● SHORT PROBLEM: Find the number of lines in these records where the word "name" appears. Reply with that number and nothing more.

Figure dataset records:
▽
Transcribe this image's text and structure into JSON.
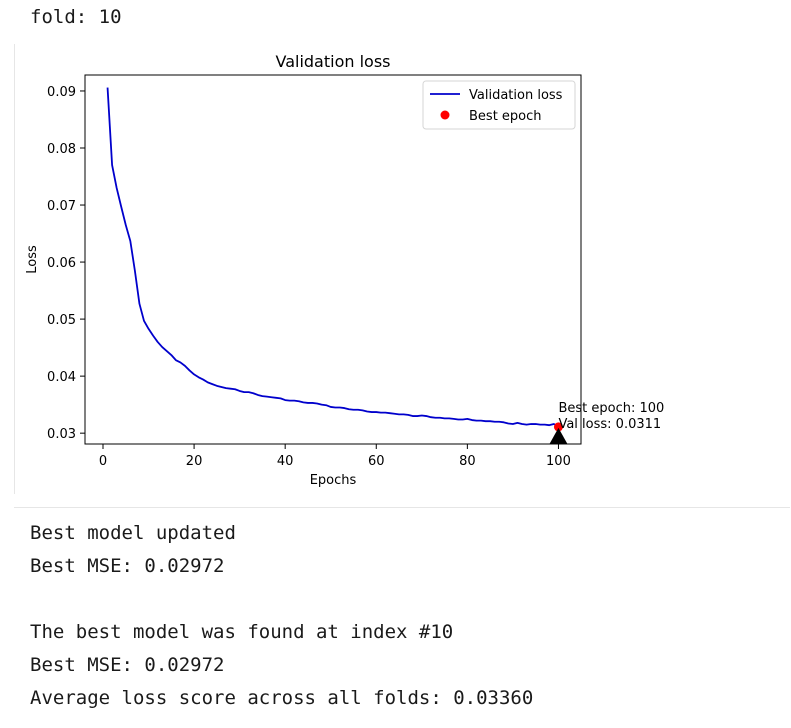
{
  "log": {
    "fold_line": "fold: 10",
    "after_lines": [
      "Best model updated",
      "Best MSE: 0.02972",
      "The best model was found at index #10",
      "Best MSE: 0.02972",
      "Average loss score across all folds: 0.03360"
    ]
  },
  "chart_data": {
    "type": "line",
    "title": "Validation loss",
    "xlabel": "Epochs",
    "ylabel": "Loss",
    "xlim": [
      -3.95,
      104.95
    ],
    "ylim": [
      0.0281,
      0.0928
    ],
    "xticks": [
      0,
      20,
      40,
      60,
      80,
      100
    ],
    "xtick_labels": [
      "0",
      "20",
      "40",
      "60",
      "80",
      "100"
    ],
    "yticks": [
      0.03,
      0.04,
      0.05,
      0.06,
      0.07,
      0.08,
      0.09
    ],
    "ytick_labels": [
      "0.03",
      "0.04",
      "0.05",
      "0.06",
      "0.07",
      "0.08",
      "0.09"
    ],
    "grid": false,
    "legend_position": "upper right",
    "series": [
      {
        "name": "Validation loss",
        "color": "#0000cc",
        "x": [
          1,
          2,
          3,
          4,
          5,
          6,
          7,
          8,
          9,
          10,
          11,
          12,
          13,
          14,
          15,
          16,
          17,
          18,
          19,
          20,
          21,
          22,
          23,
          24,
          25,
          26,
          27,
          28,
          29,
          30,
          31,
          32,
          33,
          34,
          35,
          36,
          37,
          38,
          39,
          40,
          41,
          42,
          43,
          44,
          45,
          46,
          47,
          48,
          49,
          50,
          51,
          52,
          53,
          54,
          55,
          56,
          57,
          58,
          59,
          60,
          61,
          62,
          63,
          64,
          65,
          66,
          67,
          68,
          69,
          70,
          71,
          72,
          73,
          74,
          75,
          76,
          77,
          78,
          79,
          80,
          81,
          82,
          83,
          84,
          85,
          86,
          87,
          88,
          89,
          90,
          91,
          92,
          93,
          94,
          95,
          96,
          97,
          98,
          99,
          100
        ],
        "y": [
          0.0906,
          0.077,
          0.073,
          0.0697,
          0.0665,
          0.0637,
          0.0585,
          0.0527,
          0.0497,
          0.0483,
          0.0471,
          0.046,
          0.0451,
          0.0444,
          0.0437,
          0.0428,
          0.0424,
          0.0418,
          0.041,
          0.0403,
          0.0398,
          0.0394,
          0.0389,
          0.0386,
          0.0383,
          0.0381,
          0.0379,
          0.0378,
          0.0377,
          0.0374,
          0.0372,
          0.0372,
          0.037,
          0.0367,
          0.0365,
          0.0364,
          0.0363,
          0.0362,
          0.0361,
          0.0358,
          0.0357,
          0.0357,
          0.0356,
          0.0354,
          0.0353,
          0.0353,
          0.0352,
          0.035,
          0.0349,
          0.0346,
          0.0345,
          0.0345,
          0.0344,
          0.0342,
          0.0341,
          0.0341,
          0.034,
          0.0338,
          0.0337,
          0.0337,
          0.0336,
          0.0336,
          0.0335,
          0.0334,
          0.0333,
          0.0333,
          0.0332,
          0.033,
          0.033,
          0.0331,
          0.033,
          0.0328,
          0.0327,
          0.0327,
          0.0326,
          0.0326,
          0.0325,
          0.0324,
          0.0324,
          0.0325,
          0.0323,
          0.0322,
          0.0322,
          0.0321,
          0.0321,
          0.032,
          0.032,
          0.0319,
          0.0317,
          0.0316,
          0.0318,
          0.0316,
          0.0315,
          0.0316,
          0.0316,
          0.0315,
          0.0315,
          0.0314,
          0.0316,
          0.0311
        ]
      },
      {
        "name": "Best epoch",
        "color": "#ff0000",
        "x": [
          100
        ],
        "y": [
          0.0311
        ]
      }
    ],
    "annotation": {
      "lines": [
        "Best epoch: 100",
        "Val loss: 0.0311"
      ],
      "arrow_color": "#000000"
    }
  }
}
△
● FULL OUTPUT: 2